**Exercise goal**: Skip the pictures and repeat each line of the data exactly.

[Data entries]
____________

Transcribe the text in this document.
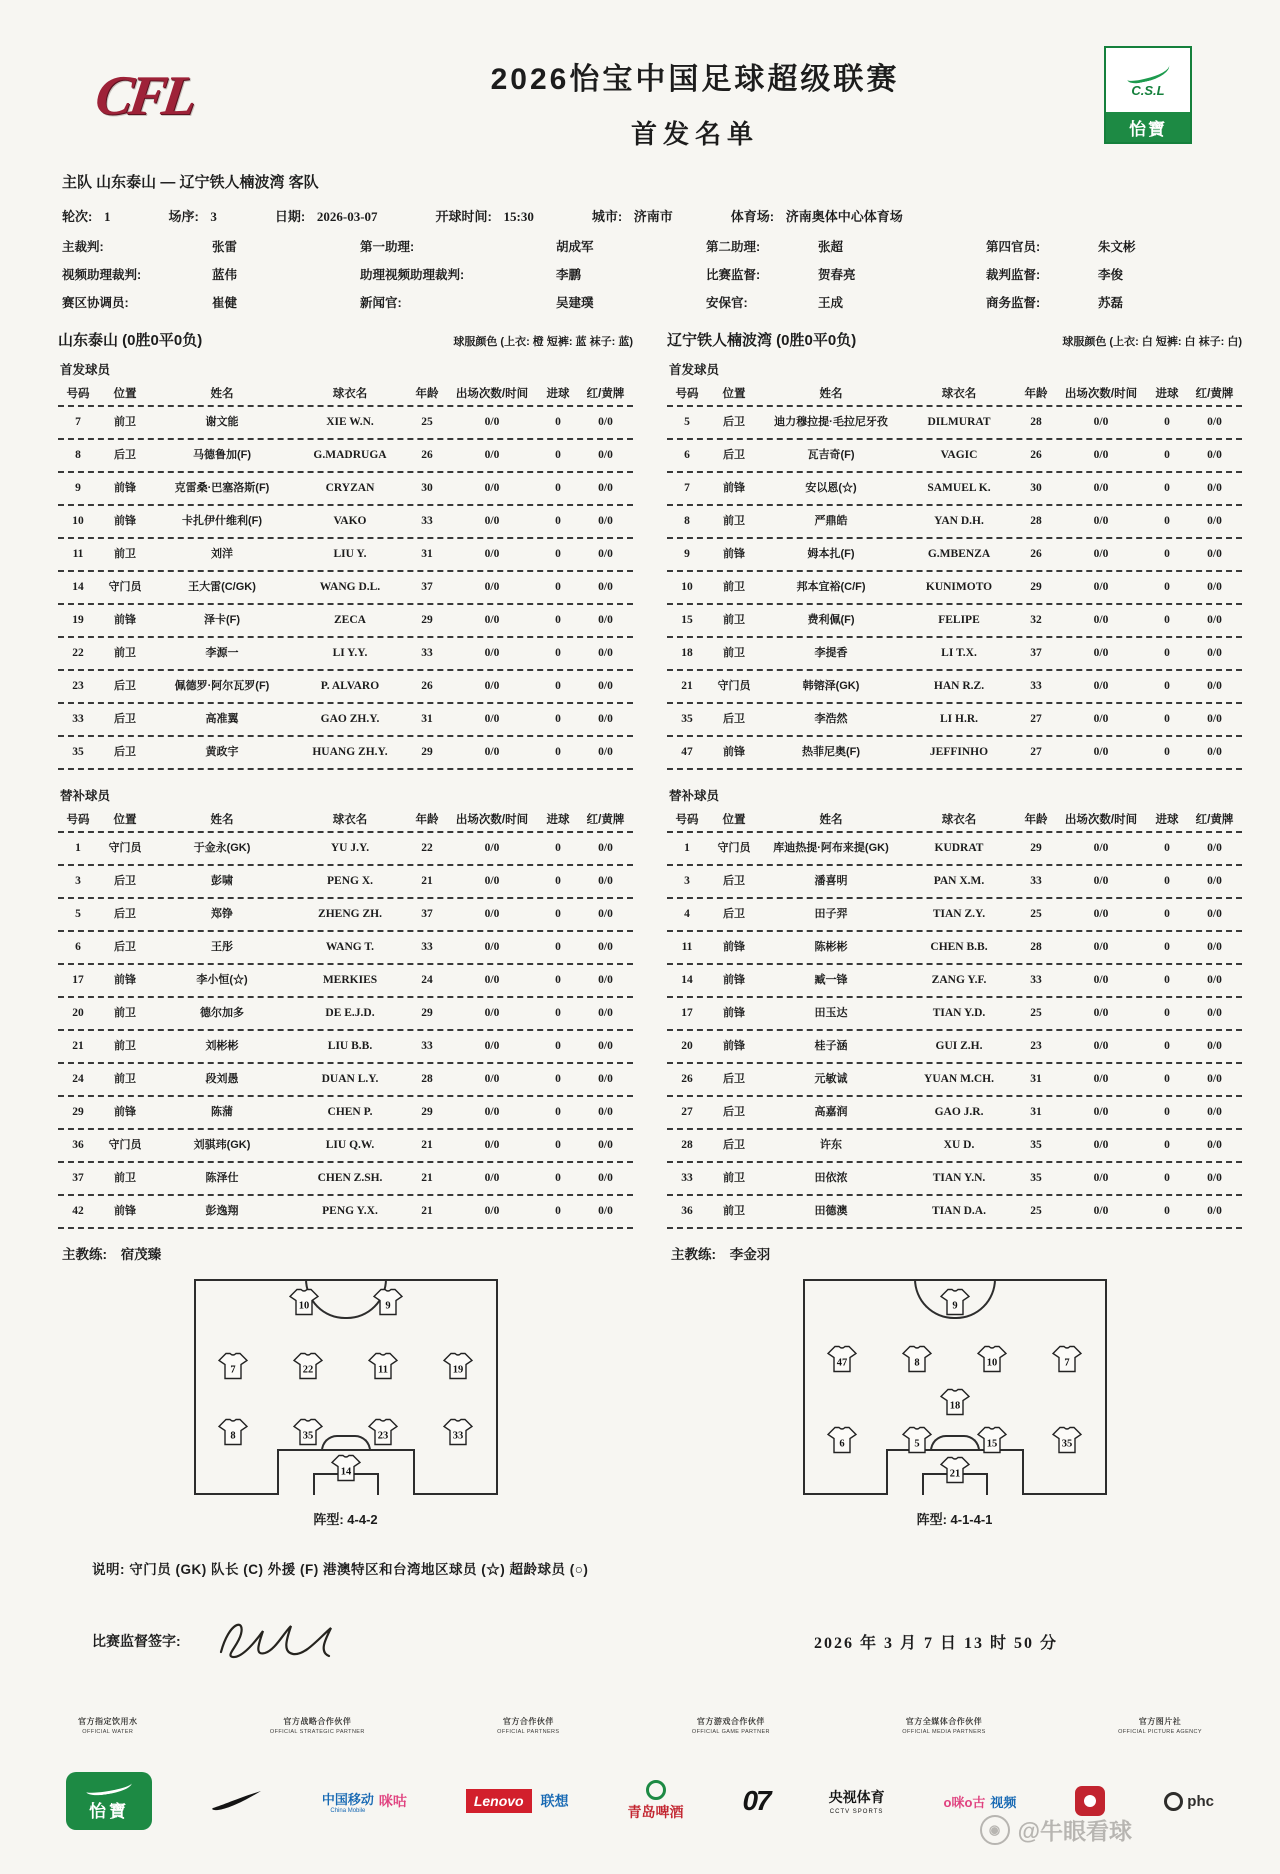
CFL	2026怡宝中国足球超级联赛
首发名单
C.S.L
怡寶
主队 山东泰山 — 辽宁铁人楠波湾 客队
轮次: 1	场序: 3	日期: 2026-03-07	开球时间: 15:30	城市: 济南市	体育场: 济南奥体中心体育场
主裁判:	张雷	第一助理:	胡成军	第二助理:	张超	第四官员:	朱文彬
视频助理裁判:	蓝伟	助理视频助理裁判:	李鹏	比赛监督:	贺春亮	裁判监督:	李俊
赛区协调员:	崔健	新闻官:	吴建璞	安保官:	王成	商务监督:	苏磊
山东泰山 (0胜0平0负)	球服颜色 (上衣: 橙 短裤: 蓝 袜子: 蓝)
首发球员
号码	位置	姓名	球衣名	年龄	出场次数/时间	进球	红/黄牌
7	前卫	谢文能	XIE W.N.	25	0/0	0	0/0
8	后卫	马德鲁加(F)	G.MADRUGA	26	0/0	0	0/0
9	前锋	克雷桑·巴塞洛斯(F)	CRYZAN	30	0/0	0	0/0
10	前锋	卡扎伊什维利(F)	VAKO	33	0/0	0	0/0
11	前卫	刘洋	LIU Y.	31	0/0	0	0/0
14	守门员	王大雷(C/GK)	WANG D.L.	37	0/0	0	0/0
19	前锋	泽卡(F)	ZECA	29	0/0	0	0/0
22	前卫	李源一	LI Y.Y.	33	0/0	0	0/0
23	后卫	佩德罗·阿尔瓦罗(F)	P. ALVARO	26	0/0	0	0/0
33	后卫	高准翼	GAO ZH.Y.	31	0/0	0	0/0
35	后卫	黄政宇	HUANG ZH.Y.	29	0/0	0	0/0
替补球员
号码	位置	姓名	球衣名	年龄	出场次数/时间	进球	红/黄牌
1	守门员	于金永(GK)	YU J.Y.	22	0/0	0	0/0
3	后卫	彭啸	PENG X.	21	0/0	0	0/0
5	后卫	郑铮	ZHENG ZH.	37	0/0	0	0/0
6	后卫	王彤	WANG T.	33	0/0	0	0/0
17	前锋	李小恒(☆)	MERKIES	24	0/0	0	0/0
20	前卫	德尔加多	DE E.J.D.	29	0/0	0	0/0
21	前卫	刘彬彬	LIU B.B.	33	0/0	0	0/0
24	前卫	段刘愚	DUAN L.Y.	28	0/0	0	0/0
29	前锋	陈蒲	CHEN P.	29	0/0	0	0/0
36	守门员	刘骐玮(GK)	LIU Q.W.	21	0/0	0	0/0
37	前卫	陈泽仕	CHEN Z.SH.	21	0/0	0	0/0
42	前锋	彭逸翔	PENG Y.X.	21	0/0	0	0/0
主教练: 宿茂臻
10	9
7	22	11	19
8	35	23	33
14
阵型: 4-4-2
辽宁铁人楠波湾 (0胜0平0负)	球服颜色 (上衣: 白 短裤: 白 袜子: 白)
首发球员
号码	位置	姓名	球衣名	年龄	出场次数/时间	进球	红/黄牌
5	后卫	迪力穆拉提·毛拉尼牙孜	DILMURAT	28	0/0	0	0/0
6	后卫	瓦吉奇(F)	VAGIC	26	0/0	0	0/0
7	前锋	安以恩(☆)	SAMUEL K.	30	0/0	0	0/0
8	前卫	严鼎皓	YAN D.H.	28	0/0	0	0/0
9	前锋	姆本扎(F)	G.MBENZA	26	0/0	0	0/0
10	前卫	邦本宜裕(C/F)	KUNIMOTO	29	0/0	0	0/0
15	前卫	费利佩(F)	FELIPE	32	0/0	0	0/0
18	前卫	李提香	LI T.X.	37	0/0	0	0/0
21	守门员	韩镕泽(GK)	HAN R.Z.	33	0/0	0	0/0
35	后卫	李浩然	LI H.R.	27	0/0	0	0/0
47	前锋	热菲尼奥(F)	JEFFINHO	27	0/0	0	0/0
替补球员
号码	位置	姓名	球衣名	年龄	出场次数/时间	进球	红/黄牌
1	守门员	库迪热提·阿布来提(GK)	KUDRAT	29	0/0	0	0/0
3	后卫	潘喜明	PAN X.M.	33	0/0	0	0/0
4	后卫	田子羿	TIAN Z.Y.	25	0/0	0	0/0
11	前锋	陈彬彬	CHEN B.B.	28	0/0	0	0/0
14	前锋	臧一锋	ZANG Y.F.	33	0/0	0	0/0
17	前锋	田玉达	TIAN Y.D.	25	0/0	0	0/0
20	前锋	桂子涵	GUI Z.H.	23	0/0	0	0/0
26	后卫	元敏诚	YUAN M.CH.	31	0/0	0	0/0
27	后卫	高嘉润	GAO J.R.	31	0/0	0	0/0
28	后卫	许东	XU D.	35	0/0	0	0/0
33	前卫	田依浓	TIAN Y.N.	35	0/0	0	0/0
36	前卫	田德澳	TIAN D.A.	25	0/0	0	0/0
主教练: 李金羽
9
47	8	10	7
18
6	5	15	35
21
阵型: 4-1-4-1
说明: 守门员 (GK) 队长 (C) 外援 (F) 港澳特区和台湾地区球员 (☆) 超龄球员 (○)
比赛监督签字:	2026 年 3 月 7 日 13 时 50 分
官方指定饮用水
OFFICIAL WATER
官方战略合作伙伴
OFFICIAL STRATEGIC PARTNER
官方合作伙伴
OFFICIAL PARTNERS
官方游戏合作伙伴
OFFICIAL GAME PARTNER
官方全媒体合作伙伴
OFFICIAL MEDIA PARTNERS
官方图片社
OFFICIAL PICTURE AGENCY
怡寶
中国移动
China Mobile
咪咕	Lenovo	联想
青岛啤酒 07	央视体育
CCTV SPORTS
o咪o古 视频	phc
◉ @牛眼看球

____________

**Exercise answer**:
Transcribe the text in this document.
CFL	2026怡宝中国足球超级联赛
首发名单
C.S.L
怡寶
主队 山东泰山 — 辽宁铁人楠波湾 客队
轮次: 1	场序: 3	日期: 2026-03-07	开球时间: 15:30	城市: 济南市	体育场: 济南奥体中心体育场
主裁判:	张雷	第一助理:	胡成军	第二助理:	张超	第四官员:	朱文彬
视频助理裁判:	蓝伟	助理视频助理裁判:	李鹏	比赛监督:	贺春亮	裁判监督:	李俊
赛区协调员:	崔健	新闻官:	吴建璞	安保官:	王成	商务监督:	苏磊
山东泰山 (0胜0平0负)	球服颜色 (上衣: 橙 短裤: 蓝 袜子: 蓝)
首发球员
号码	位置	姓名	球衣名	年龄	出场次数/时间	进球	红/黄牌
7	前卫	谢文能	XIE W.N.	25	0/0	0	0/0
8	后卫	马德鲁加(F)	G.MADRUGA	26	0/0	0	0/0
9	前锋	克雷桑·巴塞洛斯(F)	CRYZAN	30	0/0	0	0/0
10	前锋	卡扎伊什维利(F)	VAKO	33	0/0	0	0/0
11	前卫	刘洋	LIU Y.	31	0/0	0	0/0
14	守门员	王大雷(C/GK)	WANG D.L.	37	0/0	0	0/0
19	前锋	泽卡(F)	ZECA	29	0/0	0	0/0
22	前卫	李源一	LI Y.Y.	33	0/0	0	0/0
23	后卫	佩德罗·阿尔瓦罗(F)	P. ALVARO	26	0/0	0	0/0
33	后卫	高准翼	GAO ZH.Y.	31	0/0	0	0/0
35	后卫	黄政宇	HUANG ZH.Y.	29	0/0	0	0/0
替补球员
号码	位置	姓名	球衣名	年龄	出场次数/时间	进球	红/黄牌
1	守门员	于金永(GK)	YU J.Y.	22	0/0	0	0/0
3	后卫	彭啸	PENG X.	21	0/0	0	0/0
5	后卫	郑铮	ZHENG ZH.	37	0/0	0	0/0
6	后卫	王彤	WANG T.	33	0/0	0	0/0
17	前锋	李小恒(☆)	MERKIES	24	0/0	0	0/0
20	前卫	德尔加多	DE E.J.D.	29	0/0	0	0/0
21	前卫	刘彬彬	LIU B.B.	33	0/0	0	0/0
24	前卫	段刘愚	DUAN L.Y.	28	0/0	0	0/0
29	前锋	陈蒲	CHEN P.	29	0/0	0	0/0
36	守门员	刘骐玮(GK)	LIU Q.W.	21	0/0	0	0/0
37	前卫	陈泽仕	CHEN Z.SH.	21	0/0	0	0/0
42	前锋	彭逸翔	PENG Y.X.	21	0/0	0	0/0
主教练: 宿茂臻
10	9
7	22	11	19
8	35	23	33
14
阵型: 4-4-2
辽宁铁人楠波湾 (0胜0平0负)	球服颜色 (上衣: 白 短裤: 白 袜子: 白)
首发球员
号码	位置	姓名	球衣名	年龄	出场次数/时间	进球	红/黄牌
5	后卫	迪力穆拉提·毛拉尼牙孜	DILMURAT	28	0/0	0	0/0
6	后卫	瓦吉奇(F)	VAGIC	26	0/0	0	0/0
7	前锋	安以恩(☆)	SAMUEL K.	30	0/0	0	0/0
8	前卫	严鼎皓	YAN D.H.	28	0/0	0	0/0
9	前锋	姆本扎(F)	G.MBENZA	26	0/0	0	0/0
10	前卫	邦本宜裕(C/F)	KUNIMOTO	29	0/0	0	0/0
15	前卫	费利佩(F)	FELIPE	32	0/0	0	0/0
18	前卫	李提香	LI T.X.	37	0/0	0	0/0
21	守门员	韩镕泽(GK)	HAN R.Z.	33	0/0	0	0/0
35	后卫	李浩然	LI H.R.	27	0/0	0	0/0
47	前锋	热菲尼奥(F)	JEFFINHO	27	0/0	0	0/0
替补球员
号码	位置	姓名	球衣名	年龄	出场次数/时间	进球	红/黄牌
1	守门员	库迪热提·阿布来提(GK)	KUDRAT	29	0/0	0	0/0
3	后卫	潘喜明	PAN X.M.	33	0/0	0	0/0
4	后卫	田子羿	TIAN Z.Y.	25	0/0	0	0/0
11	前锋	陈彬彬	CHEN B.B.	28	0/0	0	0/0
14	前锋	臧一锋	ZANG Y.F.	33	0/0	0	0/0
17	前锋	田玉达	TIAN Y.D.	25	0/0	0	0/0
20	前锋	桂子涵	GUI Z.H.	23	0/0	0	0/0
26	后卫	元敏诚	YUAN M.CH.	31	0/0	0	0/0
27	后卫	高嘉润	GAO J.R.	31	0/0	0	0/0
28	后卫	许东	XU D.	35	0/0	0	0/0
33	前卫	田依浓	TIAN Y.N.	35	0/0	0	0/0
36	前卫	田德澳	TIAN D.A.	25	0/0	0	0/0
主教练: 李金羽
9
47	8	10	7
18
6	5	15	35
21
阵型: 4-1-4-1
说明: 守门员 (GK) 队长 (C) 外援 (F) 港澳特区和台湾地区球员 (☆) 超龄球员 (○)
比赛监督签字:	2026 年 3 月 7 日 13 时 50 分
官方指定饮用水
OFFICIAL WATER
官方战略合作伙伴
OFFICIAL STRATEGIC PARTNER
官方合作伙伴
OFFICIAL PARTNERS
官方游戏合作伙伴
OFFICIAL GAME PARTNER
官方全媒体合作伙伴
OFFICIAL MEDIA PARTNERS
官方图片社
OFFICIAL PICTURE AGENCY
怡寶
中国移动
China Mobile
咪咕	Lenovo	联想
青岛啤酒 07	央视体育
CCTV SPORTS
o咪o古 视频	phc
◉ @牛眼看球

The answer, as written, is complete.